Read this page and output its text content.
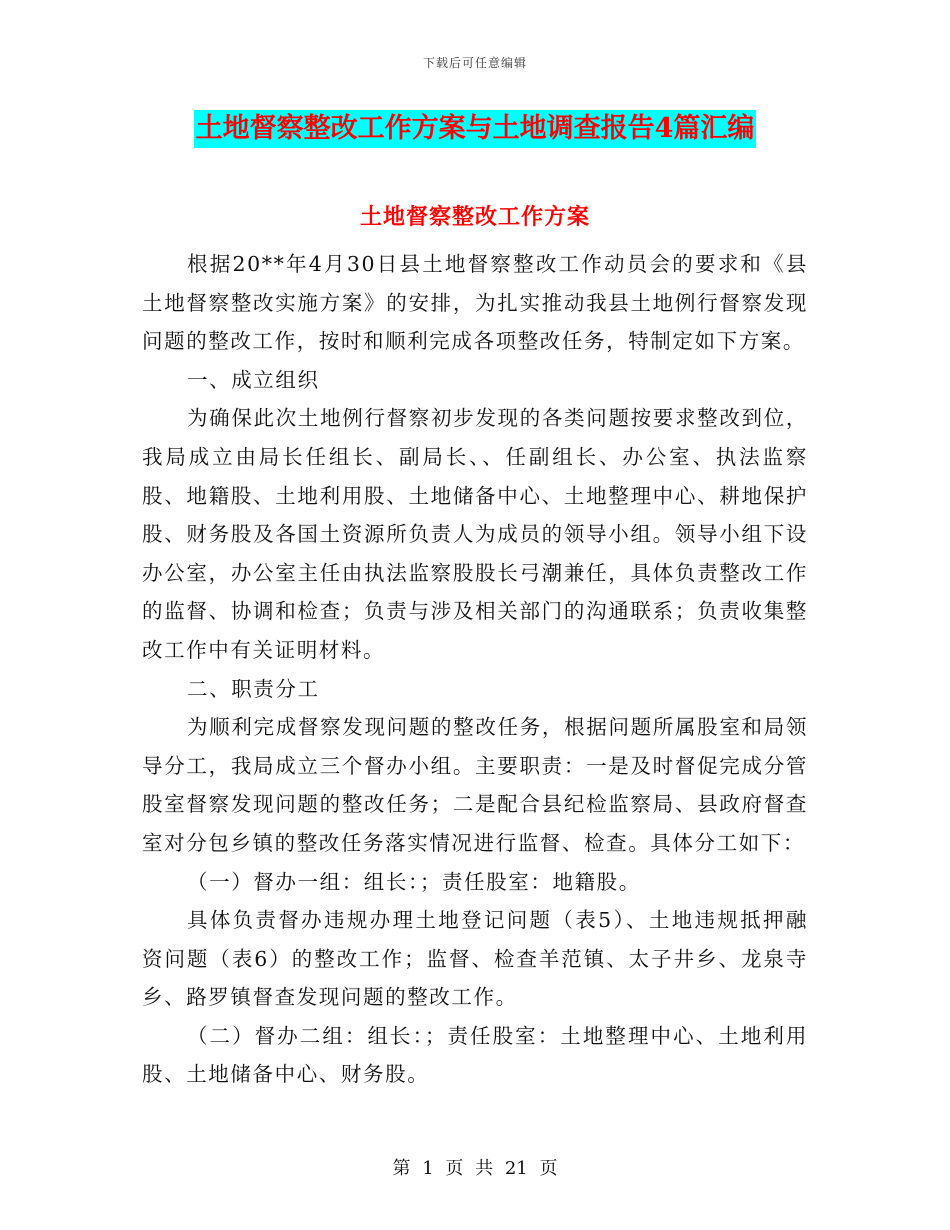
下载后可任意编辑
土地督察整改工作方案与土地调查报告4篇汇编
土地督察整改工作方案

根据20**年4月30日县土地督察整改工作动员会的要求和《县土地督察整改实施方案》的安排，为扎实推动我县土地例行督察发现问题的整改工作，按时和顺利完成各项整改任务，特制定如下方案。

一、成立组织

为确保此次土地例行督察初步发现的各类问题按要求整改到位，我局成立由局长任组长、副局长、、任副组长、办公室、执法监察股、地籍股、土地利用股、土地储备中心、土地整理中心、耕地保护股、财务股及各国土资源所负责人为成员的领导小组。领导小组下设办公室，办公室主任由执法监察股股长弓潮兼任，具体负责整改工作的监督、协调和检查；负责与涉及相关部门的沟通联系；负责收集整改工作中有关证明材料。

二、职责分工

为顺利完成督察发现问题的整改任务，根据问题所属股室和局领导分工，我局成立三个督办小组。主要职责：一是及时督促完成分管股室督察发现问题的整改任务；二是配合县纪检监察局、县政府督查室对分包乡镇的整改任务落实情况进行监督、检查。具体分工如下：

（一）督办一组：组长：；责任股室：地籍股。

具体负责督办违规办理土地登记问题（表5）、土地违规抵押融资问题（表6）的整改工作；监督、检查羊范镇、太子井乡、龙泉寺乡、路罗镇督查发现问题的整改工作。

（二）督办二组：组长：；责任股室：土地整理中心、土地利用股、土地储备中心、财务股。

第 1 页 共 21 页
* * *
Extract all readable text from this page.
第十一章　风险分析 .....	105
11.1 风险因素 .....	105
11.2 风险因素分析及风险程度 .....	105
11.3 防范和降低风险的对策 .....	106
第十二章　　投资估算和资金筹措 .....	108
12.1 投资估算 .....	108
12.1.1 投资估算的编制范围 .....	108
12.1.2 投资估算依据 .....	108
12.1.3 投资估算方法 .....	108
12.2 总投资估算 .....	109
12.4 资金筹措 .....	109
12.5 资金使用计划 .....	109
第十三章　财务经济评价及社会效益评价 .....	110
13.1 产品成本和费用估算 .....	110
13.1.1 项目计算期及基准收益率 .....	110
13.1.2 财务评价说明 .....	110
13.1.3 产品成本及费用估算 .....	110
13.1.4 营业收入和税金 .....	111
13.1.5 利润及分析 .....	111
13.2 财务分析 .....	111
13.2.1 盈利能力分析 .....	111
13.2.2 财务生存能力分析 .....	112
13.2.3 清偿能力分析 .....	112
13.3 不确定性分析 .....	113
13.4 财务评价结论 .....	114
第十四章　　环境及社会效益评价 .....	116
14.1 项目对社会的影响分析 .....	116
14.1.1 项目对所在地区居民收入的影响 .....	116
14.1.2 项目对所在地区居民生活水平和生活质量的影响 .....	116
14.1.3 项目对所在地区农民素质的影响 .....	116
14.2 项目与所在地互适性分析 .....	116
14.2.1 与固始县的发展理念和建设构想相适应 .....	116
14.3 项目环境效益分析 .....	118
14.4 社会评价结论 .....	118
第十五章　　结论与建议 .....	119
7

* [The problem] Your task is to gather all lines from the entries above that hold the word "this".

* [Full output]
Read this page and output its text content.
Extract all readable text from this page.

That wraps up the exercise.